» WHAT TO WORK ON
Repeat, line for line, the entries printed below.

───── MATERIAL FOR THE TASK

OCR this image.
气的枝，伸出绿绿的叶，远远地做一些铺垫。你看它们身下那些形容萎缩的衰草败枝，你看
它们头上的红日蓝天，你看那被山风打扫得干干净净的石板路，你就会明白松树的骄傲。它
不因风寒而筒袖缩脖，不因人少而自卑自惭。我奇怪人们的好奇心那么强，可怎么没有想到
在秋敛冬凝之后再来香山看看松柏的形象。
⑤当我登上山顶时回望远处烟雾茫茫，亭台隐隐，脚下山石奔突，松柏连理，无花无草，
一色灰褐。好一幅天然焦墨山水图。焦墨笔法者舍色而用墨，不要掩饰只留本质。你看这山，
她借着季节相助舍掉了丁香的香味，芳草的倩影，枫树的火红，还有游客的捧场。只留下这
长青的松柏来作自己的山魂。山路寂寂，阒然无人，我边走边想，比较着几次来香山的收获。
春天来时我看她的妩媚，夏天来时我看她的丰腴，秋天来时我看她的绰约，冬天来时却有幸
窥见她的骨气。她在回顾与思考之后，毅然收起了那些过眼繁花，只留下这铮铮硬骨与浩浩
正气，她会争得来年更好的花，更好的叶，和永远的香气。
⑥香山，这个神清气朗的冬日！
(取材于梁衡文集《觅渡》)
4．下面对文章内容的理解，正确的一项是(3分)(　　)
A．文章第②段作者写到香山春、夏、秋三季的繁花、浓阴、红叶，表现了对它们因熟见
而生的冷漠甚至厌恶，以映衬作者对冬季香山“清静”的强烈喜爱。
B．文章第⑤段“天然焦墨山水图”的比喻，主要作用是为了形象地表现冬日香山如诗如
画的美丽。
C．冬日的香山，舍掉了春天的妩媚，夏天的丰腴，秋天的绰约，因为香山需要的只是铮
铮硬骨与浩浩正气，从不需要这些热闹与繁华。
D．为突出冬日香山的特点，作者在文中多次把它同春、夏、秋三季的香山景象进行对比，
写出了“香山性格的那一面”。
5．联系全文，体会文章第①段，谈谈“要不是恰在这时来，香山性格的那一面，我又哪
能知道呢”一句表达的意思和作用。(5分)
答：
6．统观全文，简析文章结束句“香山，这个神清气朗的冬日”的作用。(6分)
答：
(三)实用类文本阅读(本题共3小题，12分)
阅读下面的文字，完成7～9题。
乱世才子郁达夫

──────────

» RESULT OF THE TASK
OCR this image.
气的枝，伸出绿绿的叶，远远地做一些铺垫。你看它们身下那些形容萎缩的衰草败枝，你看
它们头上的红日蓝天，你看那被山风打扫得干干净净的石板路，你就会明白松树的骄傲。它
不因风寒而筒袖缩脖，不因人少而自卑自惭。我奇怪人们的好奇心那么强，可怎么没有想到
在秋敛冬凝之后再来香山看看松柏的形象。
⑤当我登上山顶时回望远处烟雾茫茫，亭台隐隐，脚下山石奔突，松柏连理，无花无草，
一色灰褐。好一幅天然焦墨山水图。焦墨笔法者舍色而用墨，不要掩饰只留本质。你看这山，
她借着季节相助舍掉了丁香的香味，芳草的倩影，枫树的火红，还有游客的捧场。只留下这
长青的松柏来作自己的山魂。山路寂寂，阒然无人，我边走边想，比较着几次来香山的收获。
春天来时我看她的妩媚，夏天来时我看她的丰腴，秋天来时我看她的绰约，冬天来时却有幸
窥见她的骨气。她在回顾与思考之后，毅然收起了那些过眼繁花，只留下这铮铮硬骨与浩浩
正气，她会争得来年更好的花，更好的叶，和永远的香气。
⑥香山，这个神清气朗的冬日！
(取材于梁衡文集《觅渡》)
4．下面对文章内容的理解，正确的一项是(3分)(　　)
A．文章第②段作者写到香山春、夏、秋三季的繁花、浓阴、红叶，表现了对它们因熟见
而生的冷漠甚至厌恶，以映衬作者对冬季香山“清静”的强烈喜爱。
B．文章第⑤段“天然焦墨山水图”的比喻，主要作用是为了形象地表现冬日香山如诗如
画的美丽。
C．冬日的香山，舍掉了春天的妩媚，夏天的丰腴，秋天的绰约，因为香山需要的只是铮
铮硬骨与浩浩正气，从不需要这些热闹与繁华。
D．为突出冬日香山的特点，作者在文中多次把它同春、夏、秋三季的香山景象进行对比，
写出了“香山性格的那一面”。
5．联系全文，体会文章第①段，谈谈“要不是恰在这时来，香山性格的那一面，我又哪
能知道呢”一句表达的意思和作用。(5分)
答：
6．统观全文，简析文章结束句“香山，这个神清气朗的冬日”的作用。(6分)
答：
(三)实用类文本阅读(本题共3小题，12分)
阅读下面的文字，完成7～9题。
乱世才子郁达夫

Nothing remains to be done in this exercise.